Transcreva do excerto do texto abaixo tudo o que vai desde "Mais uma vez, e" até "que aí tens.", sem alterar nenhuma palavra.

■ **EXCERTO DO TEXTO**:
-- -- --
# ÁREA DE LAZER > Video, Fotografia e Técnica >  Foto de João Ribeiro, novamente na REEFKEEPING

## Julio Macieira

Olá companheiros  :Olá: 

Pode parecer mentira, mas é verdade  :yb624: 

Mais uma vez, e desta vez consecutivamente, uma foto do meu aquário e do nosso fotografo de serviço João Ribeiro, volta a estar presente na página de entrada da REEFKEEPING do mês de Novembro.

----------


## António Paes

Olá,

Acho que tendo tu agora o Gemmatum, já se justificava era o teu aquário como o TOTM na reefkeeping.

Parabéns ao João pela excelente foto e a ti pelo exemplar que aí tens.

António

----------


## David Lemos

Desde de setembro.... :yb624:  
Isso é forte, parabens aos dois, esse coral esta lindissimo :Palmas:

----------


## Gustavo Duarte

Um lindo coral e um grande fotógrafo realmente mecere figurar na capa.
-- -- --
■ **MATERIAL FORNECIDO**:
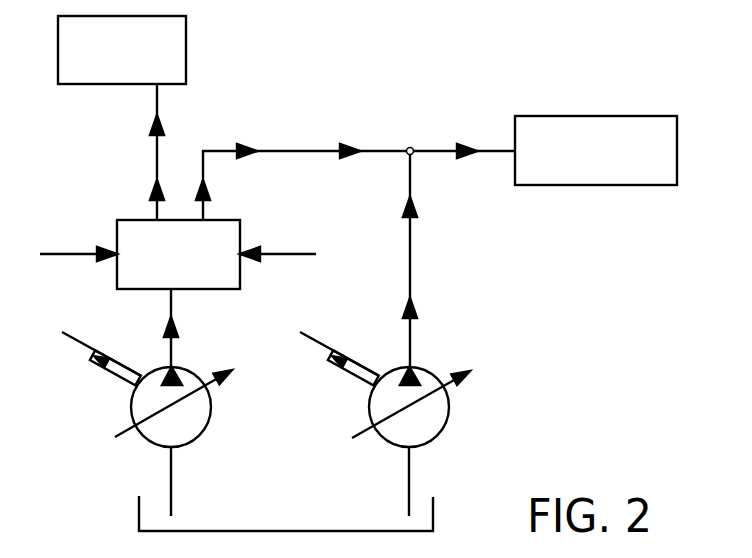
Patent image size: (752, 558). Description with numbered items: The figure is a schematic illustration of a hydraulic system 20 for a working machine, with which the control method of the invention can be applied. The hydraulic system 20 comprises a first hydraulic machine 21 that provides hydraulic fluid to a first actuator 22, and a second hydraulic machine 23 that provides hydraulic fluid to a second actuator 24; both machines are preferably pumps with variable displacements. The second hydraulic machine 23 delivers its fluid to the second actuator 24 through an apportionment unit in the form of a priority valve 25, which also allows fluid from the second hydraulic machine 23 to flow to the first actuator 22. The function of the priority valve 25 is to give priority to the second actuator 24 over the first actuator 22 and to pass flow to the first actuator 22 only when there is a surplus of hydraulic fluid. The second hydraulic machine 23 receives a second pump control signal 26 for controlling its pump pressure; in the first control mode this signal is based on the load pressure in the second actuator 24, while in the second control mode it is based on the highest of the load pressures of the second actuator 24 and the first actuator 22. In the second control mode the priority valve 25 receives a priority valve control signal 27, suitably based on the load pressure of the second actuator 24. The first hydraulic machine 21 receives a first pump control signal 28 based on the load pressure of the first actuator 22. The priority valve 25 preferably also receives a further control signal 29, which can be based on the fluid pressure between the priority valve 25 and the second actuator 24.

The hydraulic system 20 is at (436, 307).
The first hydraulic machine 21 is at (452, 413).
The first actuator 22 is at (627, 167).
The second hydraulic machine 23 is at (131, 400).
The second actuator 24 is at (98, 65).
The priority valve 25 is at (132, 232).
The second pump control signal 26 is at (73, 335).
The priority valve control signal 27 is at (70, 254).
The first pump control signal 28 is at (318, 338).
The further control signal 29 is at (287, 254).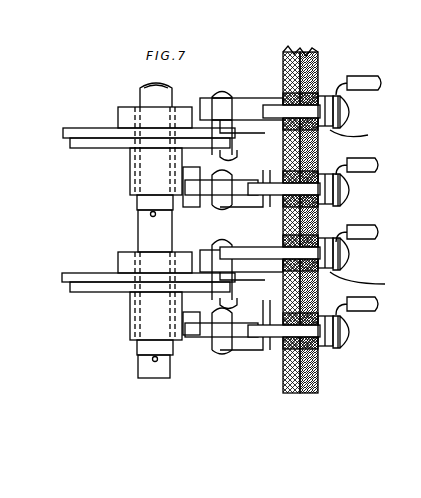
-- -- --
■ **RESPOSTA DO EXERCÍCIO**:
Mais uma vez, e desta vez consecutivamente, uma foto do meu aquário e do nosso fotografo de serviço João Ribeiro, volta a estar presente na página de entrada da REEFKEEPING do mês de Novembro.

----------


## António Paes

Olá,

Acho que tendo tu agora o Gemmatum, já se justificava era o teu aquário como o TOTM na reefkeeping.

Parabéns ao João pela excelente foto e a ti pelo exemplar que aí tens.